→ Task to complete: Leave out the pictures and copy every record exactly.

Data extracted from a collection
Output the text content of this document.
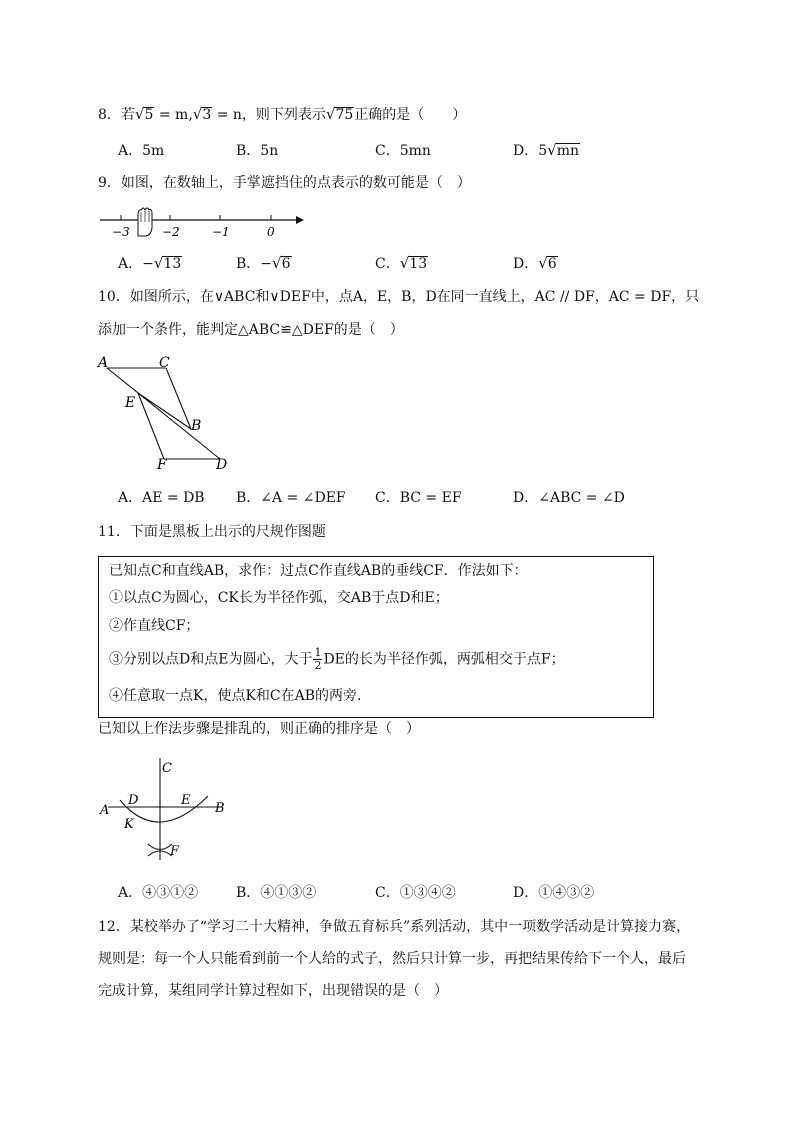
8．若√5 = m,√3 = n，则下列表示√75正确的是（　　）
A．5m	B．5n	C．5mn	D．5√mn
9．如图，在数轴上，手掌遮挡住的点表示的数可能是（　）
−3	−2	−1	0
A．−√13	B．−√6	C．√13	D．√6
10．如图所示，在∨ABC和∨DEF中，点A，E，B，D在同一直线上，AC // DF，AC = DF，只
添加一个条件，能判定△ABC≌△DEF的是（　）
A	C
E
B
F	D
A．AE = DB B．∠A = ∠DEF C．BC = EF	D．∠ABC = ∠D
11．下面是黑板上出示的尺规作图题
已知点C和直线AB，求作：过点C作直线AB的垂线CF．作法如下：
①以点C为圆心，CK长为半径作弧，交AB于点D和E；
②作直线CF；
③分别以点D和点E为圆心，大于 $\frac{1}{2}$ DE的长为半径作弧，两弧相交于点F；
④任意取一点K，使点K和C在AB的两旁.
已知以上作法步骤是排乱的，则正确的排序是（　）
C
D	E
B
A
K
F
A．④③①②	B．④①③②	C．①③④②	D．①④③②
12．某校举办了“学习二十大精神，争做五育标兵”系列活动，其中一项数学活动是计算接力赛，
规则是：每一个人只能看到前一个人给的式子，然后只计算一步，再把结果传给下一个人，最后
完成计算，某组同学计算过程如下，出现错误的是（　）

→ In response:
Output the text content of this document.
8．若√5 = m,√3 = n，则下列表示√75正确的是（　　）
A．5m	B．5n	C．5mn	D．5√mn
9．如图，在数轴上，手掌遮挡住的点表示的数可能是（　）
−3	−2	−1	0
A．−√13	B．−√6	C．√13	D．√6
10．如图所示，在∨ABC和∨DEF中，点A，E，B，D在同一直线上，AC // DF，AC = DF，只
添加一个条件，能判定△ABC≌△DEF的是（　）
A	C
E
B
F	D
A．AE = DB B．∠A = ∠DEF C．BC = EF	D．∠ABC = ∠D
11．下面是黑板上出示的尺规作图题
已知点C和直线AB，求作：过点C作直线AB的垂线CF．作法如下：
①以点C为圆心，CK长为半径作弧，交AB于点D和E；
②作直线CF；
③分别以点D和点E为圆心，大于 $\frac{1}{2}$ DE的长为半径作弧，两弧相交于点F；
④任意取一点K，使点K和C在AB的两旁.
已知以上作法步骤是排乱的，则正确的排序是（　）
C
D	E
B
A
K
F
A．④③①②	B．④①③②	C．①③④②	D．①④③②
12．某校举办了“学习二十大精神，争做五育标兵”系列活动，其中一项数学活动是计算接力赛，
规则是：每一个人只能看到前一个人给的式子，然后只计算一步，再把结果传给下一个人，最后
完成计算，某组同学计算过程如下，出现错误的是（　）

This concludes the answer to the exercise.